### TASK PROMPT:
What lines of the data include the string "values"? Copy them all.

### RECORDS SHOWN:
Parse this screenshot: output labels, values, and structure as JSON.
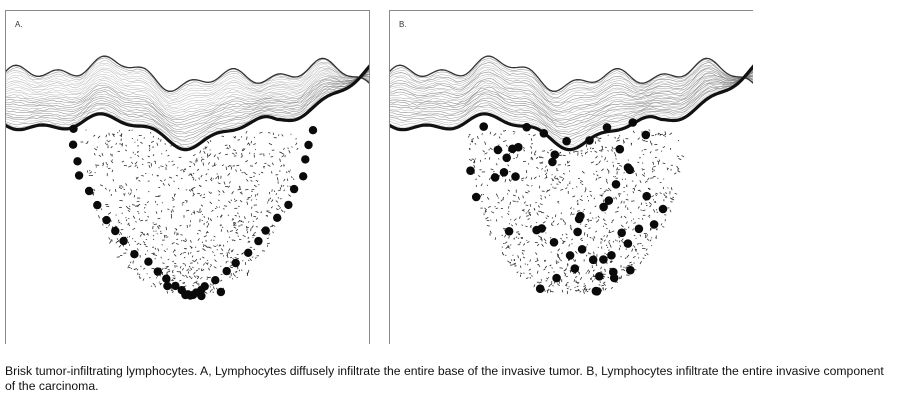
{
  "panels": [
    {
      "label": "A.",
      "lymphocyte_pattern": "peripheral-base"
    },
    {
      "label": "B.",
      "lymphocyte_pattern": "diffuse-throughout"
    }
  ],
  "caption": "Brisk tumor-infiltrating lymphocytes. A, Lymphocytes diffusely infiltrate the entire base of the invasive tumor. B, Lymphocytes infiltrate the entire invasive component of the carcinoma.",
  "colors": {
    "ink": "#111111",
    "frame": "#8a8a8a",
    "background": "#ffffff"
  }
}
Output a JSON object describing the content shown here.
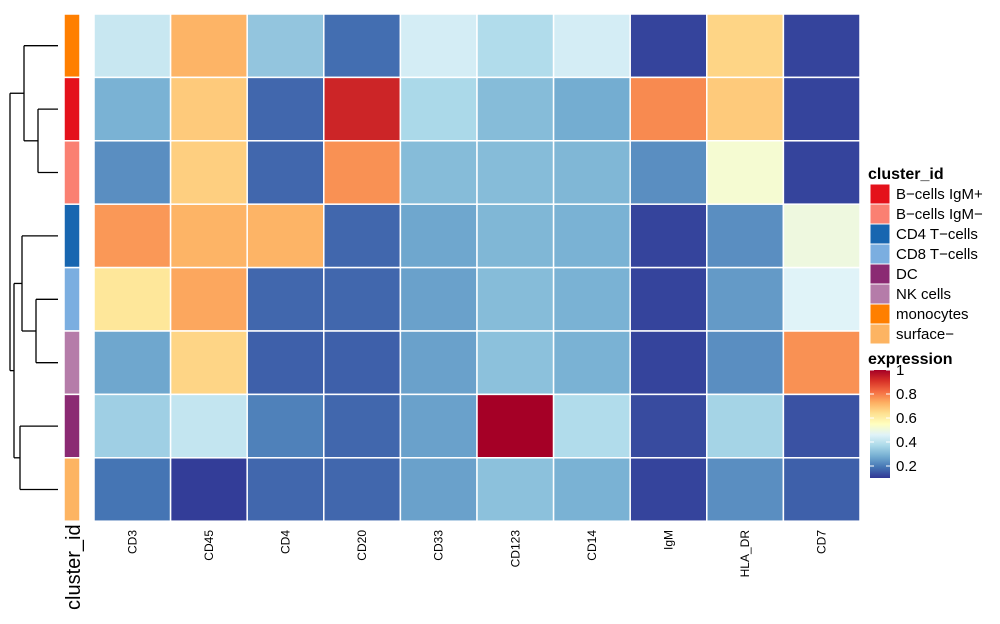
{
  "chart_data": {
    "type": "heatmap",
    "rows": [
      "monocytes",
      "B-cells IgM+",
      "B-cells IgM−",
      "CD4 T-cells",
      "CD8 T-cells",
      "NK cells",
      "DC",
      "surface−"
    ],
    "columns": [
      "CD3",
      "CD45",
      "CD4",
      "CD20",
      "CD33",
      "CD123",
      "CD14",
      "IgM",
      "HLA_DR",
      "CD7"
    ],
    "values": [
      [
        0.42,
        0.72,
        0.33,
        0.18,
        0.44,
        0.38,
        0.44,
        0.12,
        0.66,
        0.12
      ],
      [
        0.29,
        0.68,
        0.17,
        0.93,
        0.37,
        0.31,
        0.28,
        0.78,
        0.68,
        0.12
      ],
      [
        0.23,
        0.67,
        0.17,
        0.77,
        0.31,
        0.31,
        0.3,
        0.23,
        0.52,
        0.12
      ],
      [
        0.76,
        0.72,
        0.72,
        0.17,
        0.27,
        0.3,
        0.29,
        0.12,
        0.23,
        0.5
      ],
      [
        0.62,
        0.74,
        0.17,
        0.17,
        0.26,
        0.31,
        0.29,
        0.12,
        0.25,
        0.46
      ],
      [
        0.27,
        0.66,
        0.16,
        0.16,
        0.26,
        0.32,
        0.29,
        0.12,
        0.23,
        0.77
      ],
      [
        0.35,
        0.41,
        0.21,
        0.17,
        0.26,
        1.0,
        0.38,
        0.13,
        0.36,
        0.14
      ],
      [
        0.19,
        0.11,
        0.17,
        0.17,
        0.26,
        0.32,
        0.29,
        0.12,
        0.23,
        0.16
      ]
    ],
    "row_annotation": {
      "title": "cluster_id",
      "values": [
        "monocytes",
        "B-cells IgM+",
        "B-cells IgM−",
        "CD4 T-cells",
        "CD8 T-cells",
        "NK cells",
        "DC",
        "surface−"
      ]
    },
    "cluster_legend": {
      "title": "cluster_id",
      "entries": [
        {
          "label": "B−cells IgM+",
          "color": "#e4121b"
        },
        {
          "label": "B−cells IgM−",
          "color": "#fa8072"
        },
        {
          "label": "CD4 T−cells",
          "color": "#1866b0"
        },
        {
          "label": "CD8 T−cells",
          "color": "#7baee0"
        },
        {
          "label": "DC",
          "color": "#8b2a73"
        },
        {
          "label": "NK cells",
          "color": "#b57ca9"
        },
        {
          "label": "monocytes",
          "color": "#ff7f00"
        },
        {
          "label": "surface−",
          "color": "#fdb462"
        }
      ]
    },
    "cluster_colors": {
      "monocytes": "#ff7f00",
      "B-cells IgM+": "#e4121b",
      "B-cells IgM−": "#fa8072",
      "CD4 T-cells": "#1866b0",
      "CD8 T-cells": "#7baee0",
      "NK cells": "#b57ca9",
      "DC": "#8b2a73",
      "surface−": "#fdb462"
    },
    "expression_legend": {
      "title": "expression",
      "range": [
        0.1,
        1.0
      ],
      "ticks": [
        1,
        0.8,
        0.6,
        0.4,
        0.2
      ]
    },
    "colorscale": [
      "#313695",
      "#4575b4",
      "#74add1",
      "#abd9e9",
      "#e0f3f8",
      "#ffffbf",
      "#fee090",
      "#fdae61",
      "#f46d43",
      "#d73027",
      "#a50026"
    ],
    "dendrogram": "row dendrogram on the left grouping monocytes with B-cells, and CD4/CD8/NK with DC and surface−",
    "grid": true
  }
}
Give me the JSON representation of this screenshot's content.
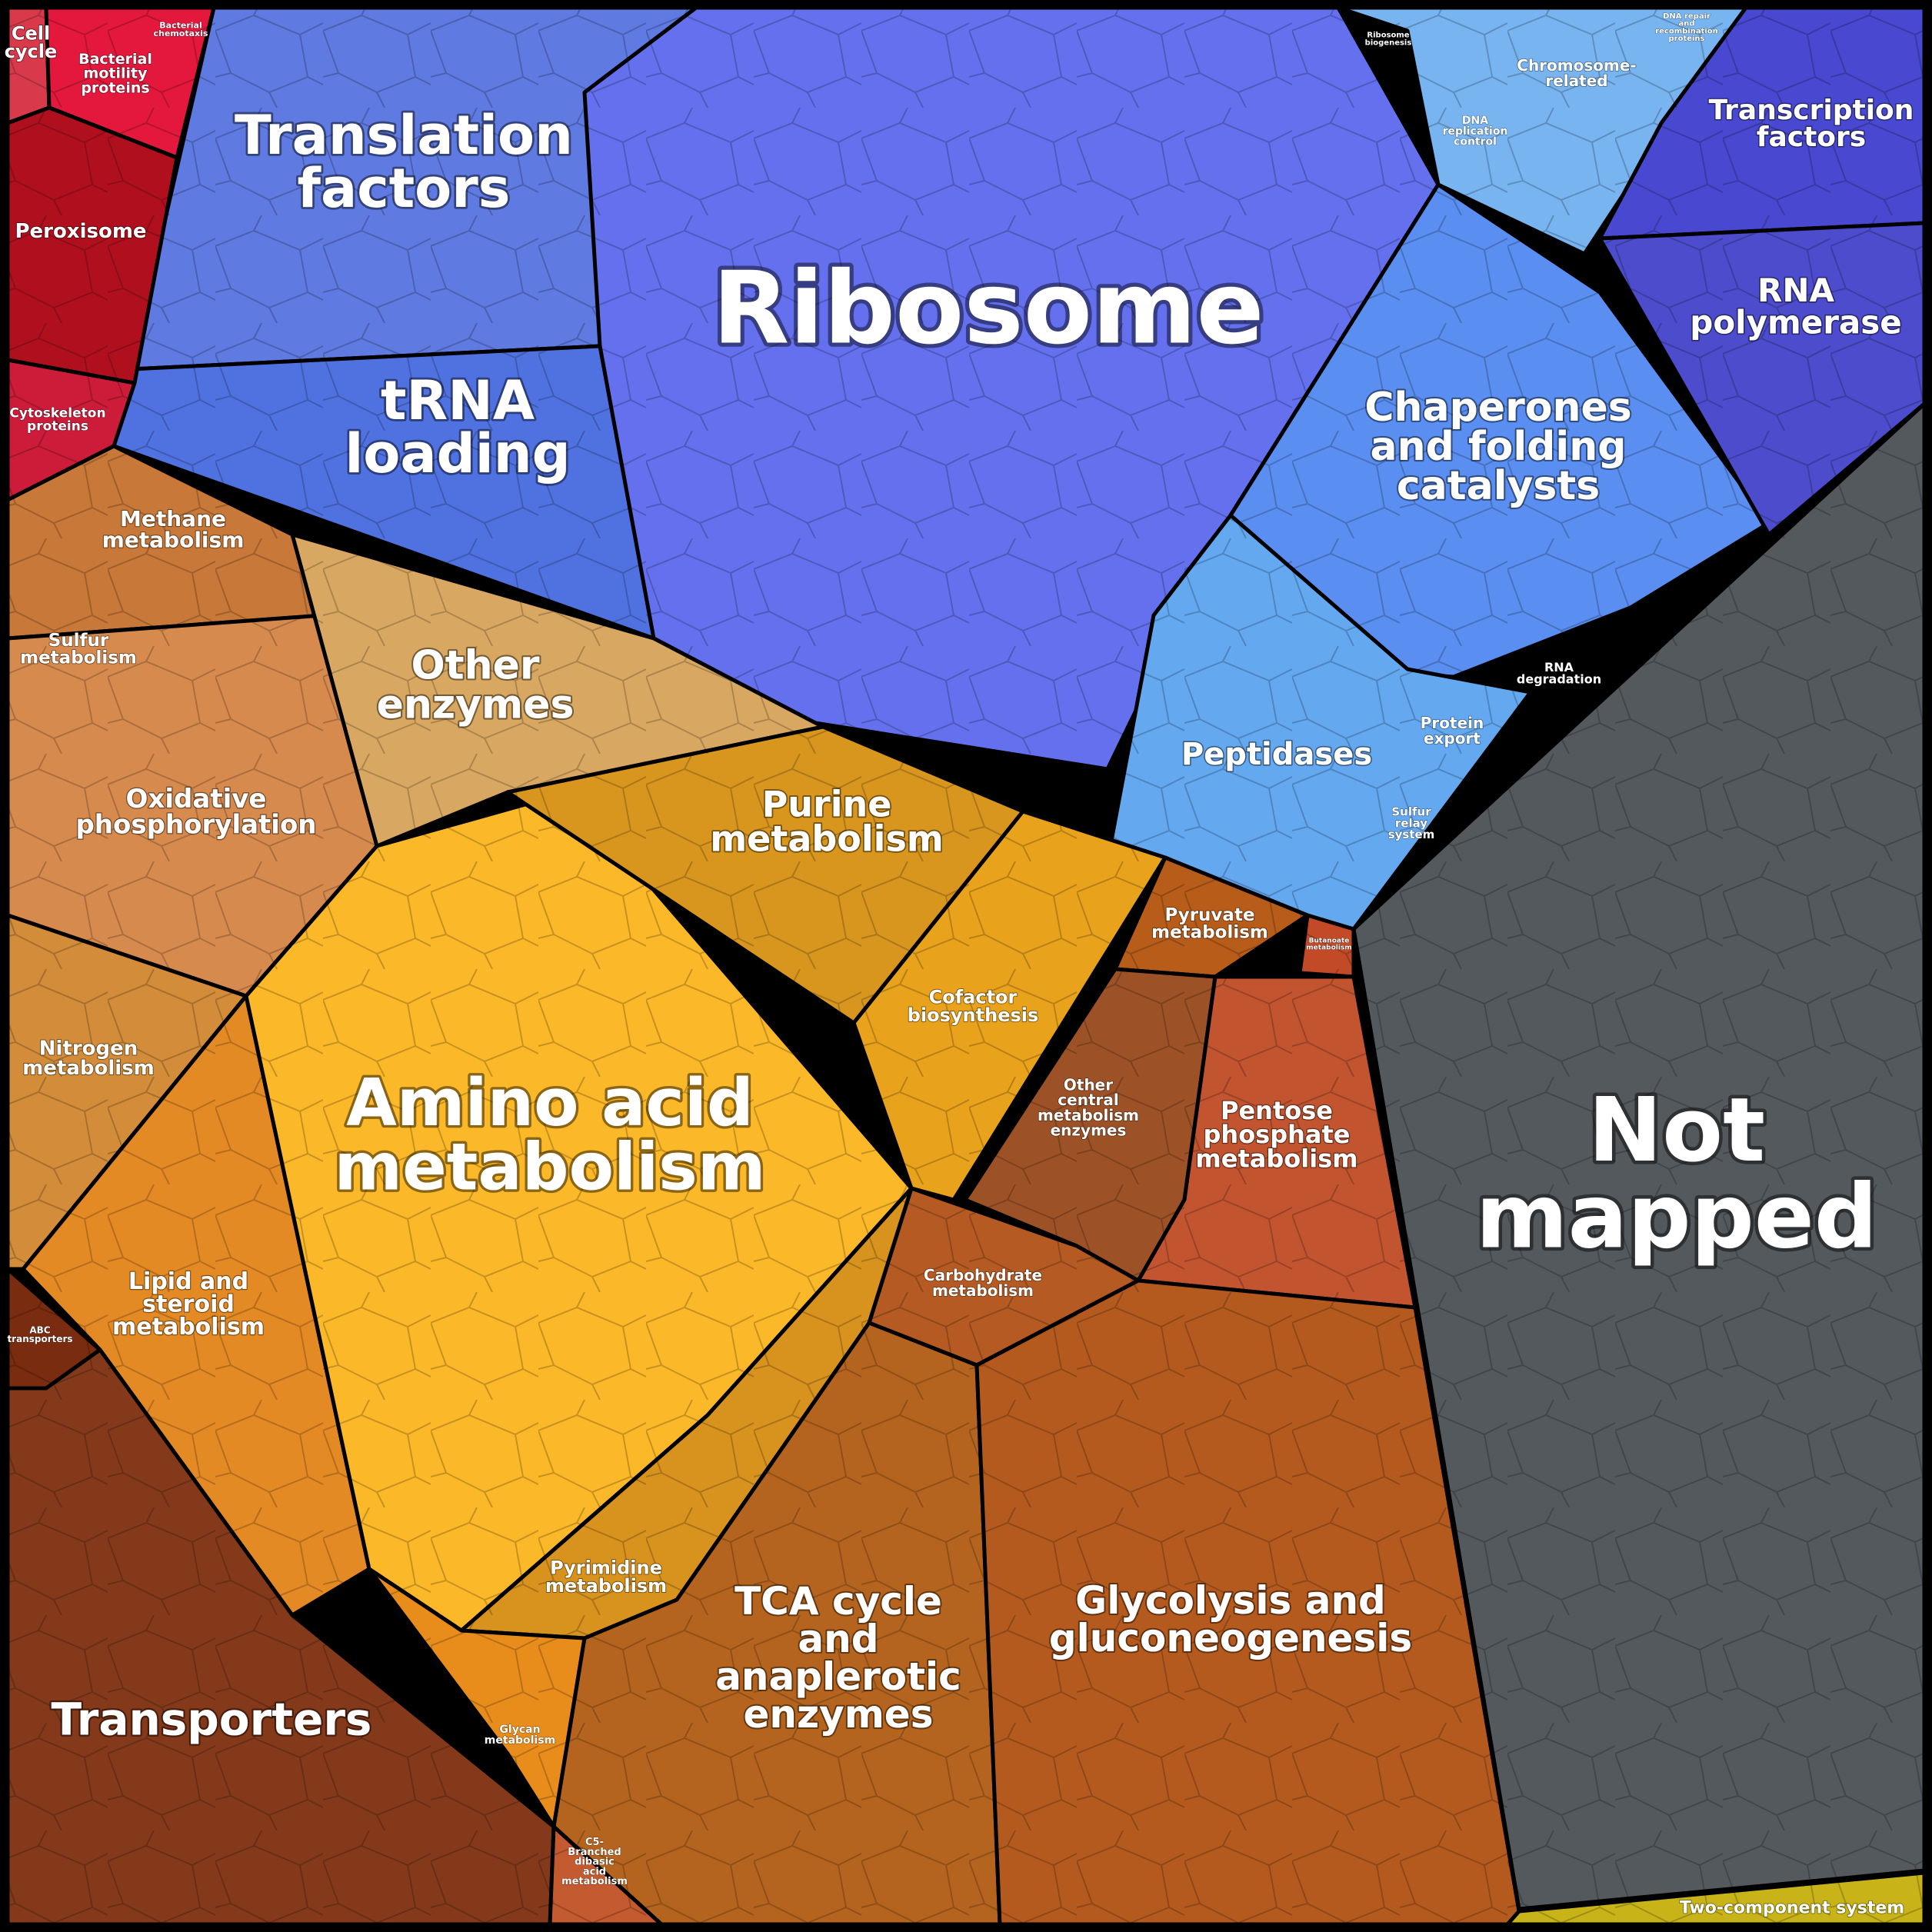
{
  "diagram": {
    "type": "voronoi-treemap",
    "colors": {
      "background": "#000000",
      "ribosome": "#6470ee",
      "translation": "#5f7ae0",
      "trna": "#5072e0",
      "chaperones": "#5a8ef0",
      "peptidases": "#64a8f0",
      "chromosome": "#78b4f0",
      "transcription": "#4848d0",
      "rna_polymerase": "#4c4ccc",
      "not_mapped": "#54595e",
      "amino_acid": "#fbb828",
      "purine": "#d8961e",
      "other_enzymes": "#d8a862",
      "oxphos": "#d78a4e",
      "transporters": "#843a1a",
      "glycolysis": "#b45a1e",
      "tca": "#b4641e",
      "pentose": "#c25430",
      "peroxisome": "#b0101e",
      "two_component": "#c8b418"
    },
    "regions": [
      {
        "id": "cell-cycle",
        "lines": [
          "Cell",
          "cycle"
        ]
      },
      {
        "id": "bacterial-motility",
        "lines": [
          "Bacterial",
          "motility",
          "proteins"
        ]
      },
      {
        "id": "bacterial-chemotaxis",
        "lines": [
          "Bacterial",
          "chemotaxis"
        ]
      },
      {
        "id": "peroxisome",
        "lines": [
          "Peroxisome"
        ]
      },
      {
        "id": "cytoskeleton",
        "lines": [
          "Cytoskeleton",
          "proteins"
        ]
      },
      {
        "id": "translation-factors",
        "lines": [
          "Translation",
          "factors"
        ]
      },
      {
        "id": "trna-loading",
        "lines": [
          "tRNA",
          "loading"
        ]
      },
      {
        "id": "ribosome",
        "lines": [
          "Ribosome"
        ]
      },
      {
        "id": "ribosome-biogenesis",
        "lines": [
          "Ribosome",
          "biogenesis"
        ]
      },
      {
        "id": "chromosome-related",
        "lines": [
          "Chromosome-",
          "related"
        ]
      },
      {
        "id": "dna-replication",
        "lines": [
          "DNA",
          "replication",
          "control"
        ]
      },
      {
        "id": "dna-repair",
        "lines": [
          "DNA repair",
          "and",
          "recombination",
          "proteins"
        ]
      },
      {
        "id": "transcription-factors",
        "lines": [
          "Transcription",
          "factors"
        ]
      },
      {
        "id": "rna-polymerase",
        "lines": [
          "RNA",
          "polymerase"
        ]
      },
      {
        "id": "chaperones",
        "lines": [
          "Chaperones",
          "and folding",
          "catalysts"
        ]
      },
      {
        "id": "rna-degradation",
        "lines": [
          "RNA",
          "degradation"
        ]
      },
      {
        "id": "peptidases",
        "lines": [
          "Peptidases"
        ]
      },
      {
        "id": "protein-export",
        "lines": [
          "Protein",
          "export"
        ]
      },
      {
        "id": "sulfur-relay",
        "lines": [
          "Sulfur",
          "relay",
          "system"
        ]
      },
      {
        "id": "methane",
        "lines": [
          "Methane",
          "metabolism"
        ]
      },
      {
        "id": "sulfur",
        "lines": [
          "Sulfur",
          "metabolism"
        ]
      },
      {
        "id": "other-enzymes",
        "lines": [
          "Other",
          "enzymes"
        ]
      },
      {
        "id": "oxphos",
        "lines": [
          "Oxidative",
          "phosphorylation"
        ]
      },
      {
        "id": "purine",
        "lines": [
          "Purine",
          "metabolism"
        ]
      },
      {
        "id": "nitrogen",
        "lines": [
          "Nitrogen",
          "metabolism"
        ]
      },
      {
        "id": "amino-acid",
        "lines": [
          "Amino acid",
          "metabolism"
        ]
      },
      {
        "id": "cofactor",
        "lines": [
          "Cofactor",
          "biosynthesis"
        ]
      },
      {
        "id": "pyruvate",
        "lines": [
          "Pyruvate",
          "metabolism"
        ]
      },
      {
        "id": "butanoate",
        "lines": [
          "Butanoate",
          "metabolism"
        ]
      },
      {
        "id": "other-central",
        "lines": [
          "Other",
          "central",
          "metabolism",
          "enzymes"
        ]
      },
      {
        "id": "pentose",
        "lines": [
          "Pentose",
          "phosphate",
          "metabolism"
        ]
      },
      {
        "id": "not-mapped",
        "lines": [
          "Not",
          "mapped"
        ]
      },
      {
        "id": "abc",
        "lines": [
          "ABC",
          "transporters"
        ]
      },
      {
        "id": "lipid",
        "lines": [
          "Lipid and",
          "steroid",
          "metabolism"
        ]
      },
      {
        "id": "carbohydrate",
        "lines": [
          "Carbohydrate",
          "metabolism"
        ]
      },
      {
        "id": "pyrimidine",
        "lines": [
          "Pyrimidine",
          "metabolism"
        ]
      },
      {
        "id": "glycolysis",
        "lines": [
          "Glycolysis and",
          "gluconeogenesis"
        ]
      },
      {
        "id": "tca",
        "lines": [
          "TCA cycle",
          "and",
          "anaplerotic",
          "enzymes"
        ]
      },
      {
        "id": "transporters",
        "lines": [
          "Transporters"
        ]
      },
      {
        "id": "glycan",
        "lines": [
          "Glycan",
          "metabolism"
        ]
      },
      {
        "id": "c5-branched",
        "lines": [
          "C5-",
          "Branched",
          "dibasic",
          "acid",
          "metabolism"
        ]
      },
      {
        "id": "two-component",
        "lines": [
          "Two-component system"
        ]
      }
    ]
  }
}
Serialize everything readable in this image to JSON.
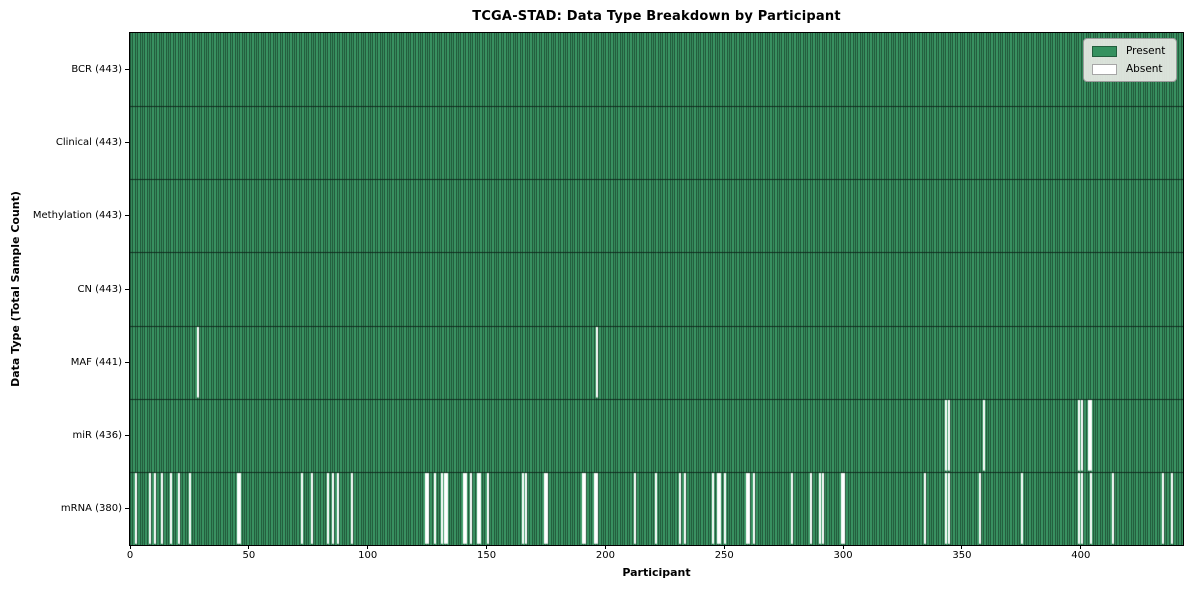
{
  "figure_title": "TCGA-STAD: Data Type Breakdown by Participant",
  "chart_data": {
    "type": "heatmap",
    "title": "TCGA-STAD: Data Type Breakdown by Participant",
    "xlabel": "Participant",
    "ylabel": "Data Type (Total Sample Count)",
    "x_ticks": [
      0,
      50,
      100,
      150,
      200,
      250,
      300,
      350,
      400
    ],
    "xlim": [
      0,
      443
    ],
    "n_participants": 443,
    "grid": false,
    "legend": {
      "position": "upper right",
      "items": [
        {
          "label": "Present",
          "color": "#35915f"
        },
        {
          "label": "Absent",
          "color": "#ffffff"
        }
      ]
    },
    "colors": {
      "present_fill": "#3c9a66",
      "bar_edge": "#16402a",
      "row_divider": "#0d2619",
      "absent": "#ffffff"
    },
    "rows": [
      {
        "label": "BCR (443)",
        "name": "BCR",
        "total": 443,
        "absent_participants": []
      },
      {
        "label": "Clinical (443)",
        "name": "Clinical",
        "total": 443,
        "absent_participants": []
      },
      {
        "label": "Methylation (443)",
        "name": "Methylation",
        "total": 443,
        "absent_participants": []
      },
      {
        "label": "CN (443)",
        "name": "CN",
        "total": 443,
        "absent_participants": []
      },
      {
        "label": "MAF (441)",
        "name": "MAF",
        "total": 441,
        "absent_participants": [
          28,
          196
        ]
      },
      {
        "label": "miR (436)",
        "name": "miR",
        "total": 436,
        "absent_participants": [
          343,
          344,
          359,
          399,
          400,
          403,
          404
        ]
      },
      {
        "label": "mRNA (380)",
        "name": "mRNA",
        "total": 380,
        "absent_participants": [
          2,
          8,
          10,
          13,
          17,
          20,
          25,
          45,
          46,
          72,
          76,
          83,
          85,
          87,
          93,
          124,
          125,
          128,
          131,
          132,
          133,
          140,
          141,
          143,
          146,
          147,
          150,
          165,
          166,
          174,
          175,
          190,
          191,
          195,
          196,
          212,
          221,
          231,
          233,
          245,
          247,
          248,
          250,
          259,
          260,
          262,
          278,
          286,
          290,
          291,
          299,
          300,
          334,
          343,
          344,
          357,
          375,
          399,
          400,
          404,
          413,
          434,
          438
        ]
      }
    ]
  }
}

### ANSWER SECTION:
Parse this screenshot: output labels, values, and structure as JSON.
    "values": [
      "values": [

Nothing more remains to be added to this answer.